_EXERCISE TASK:_ Report each line of the data that includes the word "JSON".

==== RECORD SET ====

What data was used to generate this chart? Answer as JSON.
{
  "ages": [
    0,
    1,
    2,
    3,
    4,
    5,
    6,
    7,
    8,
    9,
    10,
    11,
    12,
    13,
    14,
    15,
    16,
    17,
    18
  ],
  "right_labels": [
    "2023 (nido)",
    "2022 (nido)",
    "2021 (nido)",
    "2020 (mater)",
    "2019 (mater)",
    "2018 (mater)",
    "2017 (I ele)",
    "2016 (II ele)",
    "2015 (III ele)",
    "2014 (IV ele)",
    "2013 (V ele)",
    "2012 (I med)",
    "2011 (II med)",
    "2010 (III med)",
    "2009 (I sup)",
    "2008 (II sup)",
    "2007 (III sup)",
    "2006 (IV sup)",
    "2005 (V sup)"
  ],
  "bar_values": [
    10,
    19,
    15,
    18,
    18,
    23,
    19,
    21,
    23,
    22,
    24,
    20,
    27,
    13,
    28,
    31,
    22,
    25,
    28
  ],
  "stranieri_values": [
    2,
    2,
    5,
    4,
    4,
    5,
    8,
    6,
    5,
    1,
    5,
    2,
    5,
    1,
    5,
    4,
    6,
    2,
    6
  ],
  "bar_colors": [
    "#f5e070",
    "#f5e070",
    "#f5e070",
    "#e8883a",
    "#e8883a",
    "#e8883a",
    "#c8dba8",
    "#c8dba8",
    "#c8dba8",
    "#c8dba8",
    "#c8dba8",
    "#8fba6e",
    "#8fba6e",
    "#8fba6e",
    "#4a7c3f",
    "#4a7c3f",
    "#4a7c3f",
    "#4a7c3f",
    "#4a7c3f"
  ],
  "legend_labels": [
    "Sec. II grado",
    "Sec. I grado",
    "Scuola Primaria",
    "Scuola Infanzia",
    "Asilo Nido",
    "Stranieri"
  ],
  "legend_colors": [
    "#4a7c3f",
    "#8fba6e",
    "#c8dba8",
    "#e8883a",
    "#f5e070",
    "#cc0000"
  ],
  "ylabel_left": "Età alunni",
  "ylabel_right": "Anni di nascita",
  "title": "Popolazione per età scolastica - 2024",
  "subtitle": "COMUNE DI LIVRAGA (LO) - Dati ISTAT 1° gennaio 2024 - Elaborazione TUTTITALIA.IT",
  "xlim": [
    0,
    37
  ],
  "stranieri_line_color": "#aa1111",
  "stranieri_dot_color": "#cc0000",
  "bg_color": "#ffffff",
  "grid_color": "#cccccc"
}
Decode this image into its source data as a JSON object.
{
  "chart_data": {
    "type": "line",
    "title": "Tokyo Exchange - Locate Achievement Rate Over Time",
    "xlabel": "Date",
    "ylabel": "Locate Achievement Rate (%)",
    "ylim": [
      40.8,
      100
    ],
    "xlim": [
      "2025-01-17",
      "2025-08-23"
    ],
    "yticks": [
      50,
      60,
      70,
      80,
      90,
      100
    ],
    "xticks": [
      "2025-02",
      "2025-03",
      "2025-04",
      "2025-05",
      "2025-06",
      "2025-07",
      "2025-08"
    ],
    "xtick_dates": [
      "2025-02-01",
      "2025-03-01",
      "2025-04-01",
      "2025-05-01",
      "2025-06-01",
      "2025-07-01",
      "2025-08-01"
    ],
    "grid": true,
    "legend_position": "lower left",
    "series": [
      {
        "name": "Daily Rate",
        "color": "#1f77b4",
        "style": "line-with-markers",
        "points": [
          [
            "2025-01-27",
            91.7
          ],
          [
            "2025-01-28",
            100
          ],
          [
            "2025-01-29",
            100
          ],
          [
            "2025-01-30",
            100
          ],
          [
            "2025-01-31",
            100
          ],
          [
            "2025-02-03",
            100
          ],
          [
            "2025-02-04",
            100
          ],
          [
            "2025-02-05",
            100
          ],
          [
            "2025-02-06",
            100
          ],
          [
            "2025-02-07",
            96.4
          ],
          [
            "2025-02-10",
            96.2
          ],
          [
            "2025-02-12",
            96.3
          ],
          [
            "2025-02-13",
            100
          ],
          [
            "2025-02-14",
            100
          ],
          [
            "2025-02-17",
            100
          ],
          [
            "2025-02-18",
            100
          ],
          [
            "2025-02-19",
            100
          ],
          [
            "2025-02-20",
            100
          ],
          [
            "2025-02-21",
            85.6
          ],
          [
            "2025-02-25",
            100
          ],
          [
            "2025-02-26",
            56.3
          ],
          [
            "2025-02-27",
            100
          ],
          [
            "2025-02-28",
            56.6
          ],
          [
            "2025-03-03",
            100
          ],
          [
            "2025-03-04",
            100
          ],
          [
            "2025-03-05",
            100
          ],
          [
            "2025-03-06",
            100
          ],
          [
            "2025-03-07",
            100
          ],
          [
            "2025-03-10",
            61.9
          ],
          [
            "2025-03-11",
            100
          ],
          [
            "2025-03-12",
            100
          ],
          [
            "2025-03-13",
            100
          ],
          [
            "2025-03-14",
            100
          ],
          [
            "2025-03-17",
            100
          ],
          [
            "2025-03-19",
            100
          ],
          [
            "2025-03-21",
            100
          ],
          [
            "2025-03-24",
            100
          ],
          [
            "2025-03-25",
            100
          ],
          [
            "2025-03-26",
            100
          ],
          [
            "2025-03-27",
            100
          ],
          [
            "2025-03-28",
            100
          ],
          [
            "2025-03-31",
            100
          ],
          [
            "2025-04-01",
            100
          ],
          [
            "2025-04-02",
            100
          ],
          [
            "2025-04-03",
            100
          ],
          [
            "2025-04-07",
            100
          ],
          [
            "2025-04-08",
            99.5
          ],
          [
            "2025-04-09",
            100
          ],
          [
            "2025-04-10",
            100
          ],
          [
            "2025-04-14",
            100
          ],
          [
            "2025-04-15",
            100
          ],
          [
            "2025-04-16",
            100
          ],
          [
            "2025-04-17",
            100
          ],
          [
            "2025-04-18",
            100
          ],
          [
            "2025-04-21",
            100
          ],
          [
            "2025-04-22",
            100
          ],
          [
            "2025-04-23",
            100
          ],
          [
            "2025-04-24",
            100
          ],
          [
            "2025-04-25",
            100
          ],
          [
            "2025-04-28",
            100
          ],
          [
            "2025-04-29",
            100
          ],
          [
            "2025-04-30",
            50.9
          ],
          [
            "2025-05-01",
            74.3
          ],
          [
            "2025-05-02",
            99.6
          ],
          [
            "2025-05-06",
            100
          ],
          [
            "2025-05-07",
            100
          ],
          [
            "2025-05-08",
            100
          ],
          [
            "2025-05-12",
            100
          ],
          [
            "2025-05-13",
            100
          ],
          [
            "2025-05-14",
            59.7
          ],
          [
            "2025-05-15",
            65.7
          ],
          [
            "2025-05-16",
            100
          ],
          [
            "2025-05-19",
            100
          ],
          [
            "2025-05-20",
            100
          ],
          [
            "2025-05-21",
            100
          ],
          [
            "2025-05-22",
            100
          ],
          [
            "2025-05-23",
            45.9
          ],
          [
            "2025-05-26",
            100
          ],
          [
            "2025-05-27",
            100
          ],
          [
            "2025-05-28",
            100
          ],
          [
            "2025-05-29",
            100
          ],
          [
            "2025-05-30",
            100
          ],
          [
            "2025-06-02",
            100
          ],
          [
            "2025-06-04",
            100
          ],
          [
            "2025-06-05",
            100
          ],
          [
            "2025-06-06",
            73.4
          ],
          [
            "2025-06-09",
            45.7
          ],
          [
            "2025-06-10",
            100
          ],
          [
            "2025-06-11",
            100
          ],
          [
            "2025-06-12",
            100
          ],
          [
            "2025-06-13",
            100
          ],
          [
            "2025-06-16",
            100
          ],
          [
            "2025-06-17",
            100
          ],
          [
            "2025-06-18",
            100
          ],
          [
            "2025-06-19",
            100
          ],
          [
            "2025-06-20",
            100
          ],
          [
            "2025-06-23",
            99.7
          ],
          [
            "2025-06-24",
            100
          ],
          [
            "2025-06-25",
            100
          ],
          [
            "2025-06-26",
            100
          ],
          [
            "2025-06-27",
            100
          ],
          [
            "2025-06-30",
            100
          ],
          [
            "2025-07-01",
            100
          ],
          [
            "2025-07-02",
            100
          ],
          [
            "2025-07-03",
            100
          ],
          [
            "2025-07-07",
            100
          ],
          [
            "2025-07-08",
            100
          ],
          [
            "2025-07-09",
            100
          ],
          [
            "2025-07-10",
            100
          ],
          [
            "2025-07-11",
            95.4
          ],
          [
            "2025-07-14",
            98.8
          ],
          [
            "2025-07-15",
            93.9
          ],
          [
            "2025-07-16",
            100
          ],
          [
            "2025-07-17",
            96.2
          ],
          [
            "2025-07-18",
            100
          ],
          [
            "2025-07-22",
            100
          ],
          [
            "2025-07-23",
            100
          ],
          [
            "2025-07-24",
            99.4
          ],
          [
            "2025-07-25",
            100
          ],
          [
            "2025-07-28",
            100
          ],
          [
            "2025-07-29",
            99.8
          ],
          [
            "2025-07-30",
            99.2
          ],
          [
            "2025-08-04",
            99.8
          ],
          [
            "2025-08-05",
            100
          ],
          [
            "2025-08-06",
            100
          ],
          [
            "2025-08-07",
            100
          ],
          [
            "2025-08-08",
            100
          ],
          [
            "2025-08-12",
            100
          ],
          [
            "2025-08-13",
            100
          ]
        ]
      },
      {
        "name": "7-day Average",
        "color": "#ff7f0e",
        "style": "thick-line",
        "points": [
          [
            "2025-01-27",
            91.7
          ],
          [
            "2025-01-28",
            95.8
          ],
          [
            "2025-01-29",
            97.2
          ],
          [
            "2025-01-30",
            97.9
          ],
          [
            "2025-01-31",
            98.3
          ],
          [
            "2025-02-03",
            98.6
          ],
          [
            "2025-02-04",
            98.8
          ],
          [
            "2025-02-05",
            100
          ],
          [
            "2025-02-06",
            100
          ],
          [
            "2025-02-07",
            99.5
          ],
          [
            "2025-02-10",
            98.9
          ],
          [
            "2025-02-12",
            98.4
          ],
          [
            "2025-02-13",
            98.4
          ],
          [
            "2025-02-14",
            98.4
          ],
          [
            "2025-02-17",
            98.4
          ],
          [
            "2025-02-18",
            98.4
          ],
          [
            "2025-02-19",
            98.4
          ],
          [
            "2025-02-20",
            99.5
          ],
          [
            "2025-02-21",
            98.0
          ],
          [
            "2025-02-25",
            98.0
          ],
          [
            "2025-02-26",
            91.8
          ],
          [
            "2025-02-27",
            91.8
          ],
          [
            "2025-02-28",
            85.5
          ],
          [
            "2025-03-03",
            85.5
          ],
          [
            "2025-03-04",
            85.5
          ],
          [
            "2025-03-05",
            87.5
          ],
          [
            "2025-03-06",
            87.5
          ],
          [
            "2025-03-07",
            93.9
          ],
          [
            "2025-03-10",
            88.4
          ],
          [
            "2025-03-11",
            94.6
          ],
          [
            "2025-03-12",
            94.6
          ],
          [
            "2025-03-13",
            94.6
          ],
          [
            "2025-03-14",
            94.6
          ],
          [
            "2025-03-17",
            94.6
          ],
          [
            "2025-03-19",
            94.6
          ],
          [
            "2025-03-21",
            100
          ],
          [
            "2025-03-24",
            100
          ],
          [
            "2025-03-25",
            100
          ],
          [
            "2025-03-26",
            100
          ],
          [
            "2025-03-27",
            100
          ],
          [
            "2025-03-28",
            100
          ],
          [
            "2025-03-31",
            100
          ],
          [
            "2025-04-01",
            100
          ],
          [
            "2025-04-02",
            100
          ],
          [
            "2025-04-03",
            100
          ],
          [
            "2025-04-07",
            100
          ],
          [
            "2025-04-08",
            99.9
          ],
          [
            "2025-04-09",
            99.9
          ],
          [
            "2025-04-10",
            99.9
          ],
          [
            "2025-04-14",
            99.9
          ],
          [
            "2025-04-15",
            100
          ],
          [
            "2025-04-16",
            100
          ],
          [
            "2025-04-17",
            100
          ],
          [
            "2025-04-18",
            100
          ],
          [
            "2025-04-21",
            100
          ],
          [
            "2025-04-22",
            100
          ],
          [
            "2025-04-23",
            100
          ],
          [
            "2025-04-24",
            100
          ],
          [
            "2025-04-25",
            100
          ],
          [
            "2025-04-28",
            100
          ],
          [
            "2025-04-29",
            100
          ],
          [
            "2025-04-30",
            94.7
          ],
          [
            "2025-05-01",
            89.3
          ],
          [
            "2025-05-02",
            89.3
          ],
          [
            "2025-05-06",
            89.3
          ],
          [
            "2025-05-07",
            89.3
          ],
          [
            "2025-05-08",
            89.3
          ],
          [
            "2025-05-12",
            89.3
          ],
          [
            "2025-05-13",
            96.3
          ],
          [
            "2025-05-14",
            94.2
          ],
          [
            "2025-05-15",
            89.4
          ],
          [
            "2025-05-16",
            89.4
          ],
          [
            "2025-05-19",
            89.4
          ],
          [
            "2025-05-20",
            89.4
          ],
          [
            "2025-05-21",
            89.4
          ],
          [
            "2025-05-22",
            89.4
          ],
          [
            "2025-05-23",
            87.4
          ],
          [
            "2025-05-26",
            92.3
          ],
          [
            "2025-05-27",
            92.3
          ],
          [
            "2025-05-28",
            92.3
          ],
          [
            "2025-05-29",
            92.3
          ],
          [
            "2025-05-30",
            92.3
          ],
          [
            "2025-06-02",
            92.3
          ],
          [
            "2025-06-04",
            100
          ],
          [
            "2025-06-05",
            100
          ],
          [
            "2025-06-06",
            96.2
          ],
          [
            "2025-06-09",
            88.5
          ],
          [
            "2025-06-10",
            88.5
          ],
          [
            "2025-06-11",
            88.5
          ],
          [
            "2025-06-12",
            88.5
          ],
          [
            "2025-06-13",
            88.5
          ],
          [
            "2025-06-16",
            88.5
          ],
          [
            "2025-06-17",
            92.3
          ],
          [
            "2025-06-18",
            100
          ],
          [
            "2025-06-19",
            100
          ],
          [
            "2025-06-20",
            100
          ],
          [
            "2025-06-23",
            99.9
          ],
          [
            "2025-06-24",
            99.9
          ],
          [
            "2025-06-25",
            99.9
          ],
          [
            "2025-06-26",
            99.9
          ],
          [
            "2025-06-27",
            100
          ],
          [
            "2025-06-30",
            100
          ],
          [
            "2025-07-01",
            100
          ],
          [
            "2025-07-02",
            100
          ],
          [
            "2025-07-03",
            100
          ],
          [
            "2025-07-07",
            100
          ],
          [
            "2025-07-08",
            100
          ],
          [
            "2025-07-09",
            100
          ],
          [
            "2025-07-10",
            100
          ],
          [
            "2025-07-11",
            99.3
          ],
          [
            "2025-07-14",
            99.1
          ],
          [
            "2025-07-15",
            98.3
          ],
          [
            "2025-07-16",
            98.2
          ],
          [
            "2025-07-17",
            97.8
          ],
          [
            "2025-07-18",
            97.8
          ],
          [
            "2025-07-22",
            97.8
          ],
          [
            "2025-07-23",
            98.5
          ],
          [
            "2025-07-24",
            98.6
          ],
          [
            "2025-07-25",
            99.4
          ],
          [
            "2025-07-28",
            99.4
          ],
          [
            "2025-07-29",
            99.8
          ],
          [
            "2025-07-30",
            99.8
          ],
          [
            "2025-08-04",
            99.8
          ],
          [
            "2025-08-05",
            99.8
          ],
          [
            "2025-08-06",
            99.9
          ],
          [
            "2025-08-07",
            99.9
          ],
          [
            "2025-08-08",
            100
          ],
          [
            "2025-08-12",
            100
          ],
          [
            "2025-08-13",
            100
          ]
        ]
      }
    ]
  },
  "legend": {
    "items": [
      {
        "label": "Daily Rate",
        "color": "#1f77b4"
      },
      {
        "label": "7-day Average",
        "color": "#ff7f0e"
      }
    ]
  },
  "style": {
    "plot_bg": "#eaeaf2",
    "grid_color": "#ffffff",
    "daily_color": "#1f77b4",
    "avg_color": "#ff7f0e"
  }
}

====

_THE SOLUTION:_
What data was used to generate this chart? Answer as JSON.
Decode this image into its source data as a JSON object.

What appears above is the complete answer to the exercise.